TASK DIRECTIONS -> Copy every line of the following data that includes the string "polymath".

EXCERPTED RECORDS ->

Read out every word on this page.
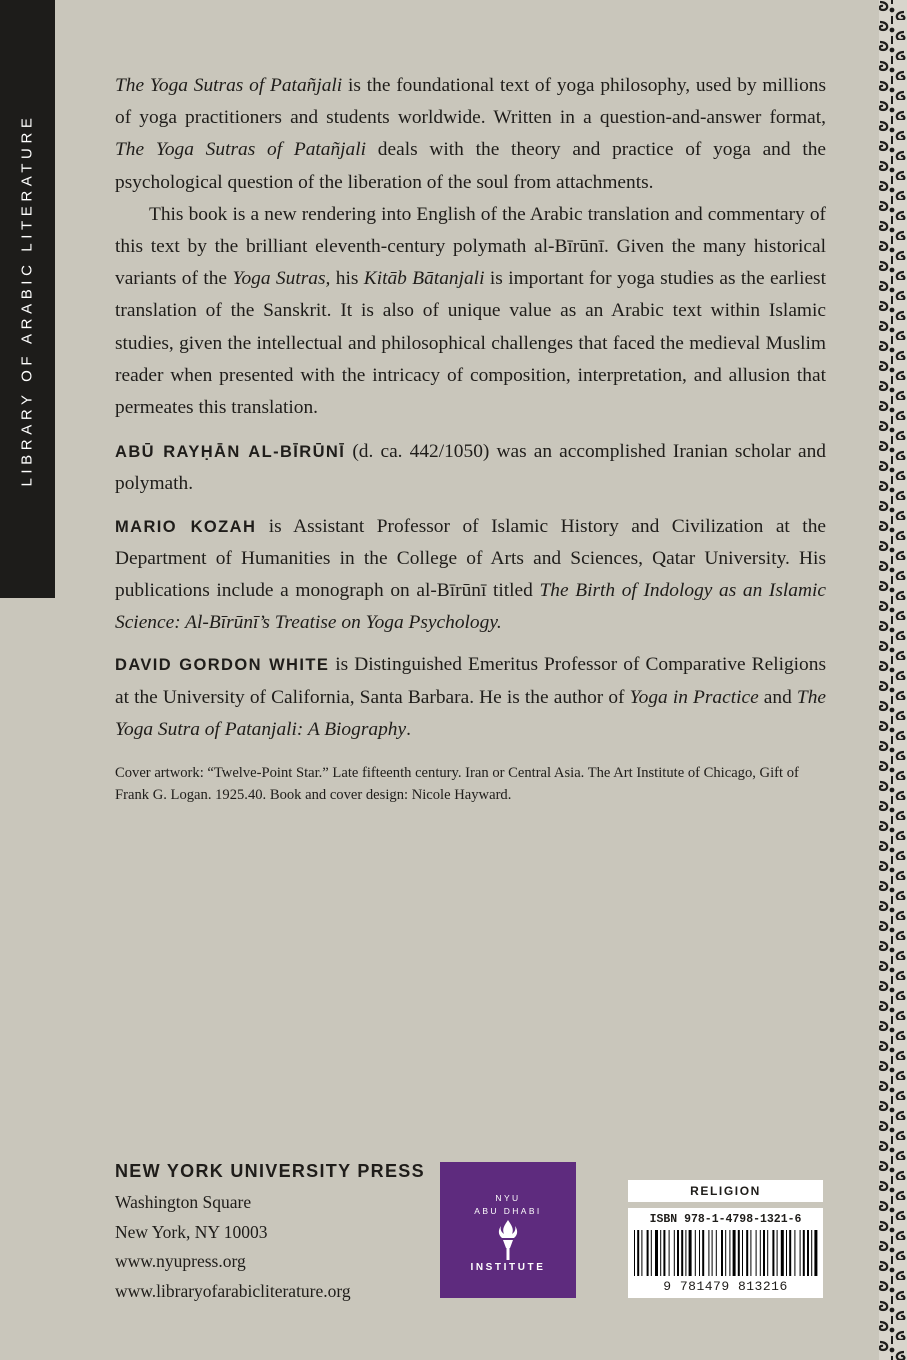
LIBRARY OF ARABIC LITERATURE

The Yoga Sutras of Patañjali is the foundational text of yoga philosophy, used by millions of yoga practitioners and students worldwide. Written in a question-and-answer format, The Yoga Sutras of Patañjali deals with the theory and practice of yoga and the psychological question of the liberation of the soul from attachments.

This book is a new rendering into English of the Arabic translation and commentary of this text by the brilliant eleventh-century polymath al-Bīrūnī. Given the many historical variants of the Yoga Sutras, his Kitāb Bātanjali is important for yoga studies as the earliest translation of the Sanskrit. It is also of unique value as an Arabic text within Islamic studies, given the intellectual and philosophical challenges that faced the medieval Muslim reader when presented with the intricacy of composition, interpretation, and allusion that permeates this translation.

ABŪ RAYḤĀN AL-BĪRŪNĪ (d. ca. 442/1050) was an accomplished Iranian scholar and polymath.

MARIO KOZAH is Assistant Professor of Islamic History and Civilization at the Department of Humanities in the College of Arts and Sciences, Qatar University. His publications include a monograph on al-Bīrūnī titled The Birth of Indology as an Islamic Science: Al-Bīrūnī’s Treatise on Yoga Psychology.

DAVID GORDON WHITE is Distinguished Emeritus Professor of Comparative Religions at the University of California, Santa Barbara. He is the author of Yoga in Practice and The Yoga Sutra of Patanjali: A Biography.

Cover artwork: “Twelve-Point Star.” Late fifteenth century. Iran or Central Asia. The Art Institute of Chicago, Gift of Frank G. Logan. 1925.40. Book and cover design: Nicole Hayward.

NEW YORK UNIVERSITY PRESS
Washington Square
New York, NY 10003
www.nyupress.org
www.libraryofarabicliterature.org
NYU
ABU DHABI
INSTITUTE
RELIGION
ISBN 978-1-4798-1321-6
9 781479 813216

ANSWER TO THIS PROBLEM ->
This book is a new rendering into English of the Arabic translation and commentary of this text by the brilliant eleventh-century polymath al-Bīrūnī. Given the many historical variants of the Yoga Sutras, his Kitāb Bātanjali is important for yoga studies as the earliest translation of the Sanskrit. It is also of unique value as an Arabic text within Islamic studies, given the intellectual and philosophical challenges that faced the medieval Muslim reader when presented with the intricacy of composition, interpretation, and allusion that permeates this translation.
ABŪ RAYḤĀN AL-BĪRŪNĪ (d. ca. 442/1050) was an accomplished Iranian scholar and polymath.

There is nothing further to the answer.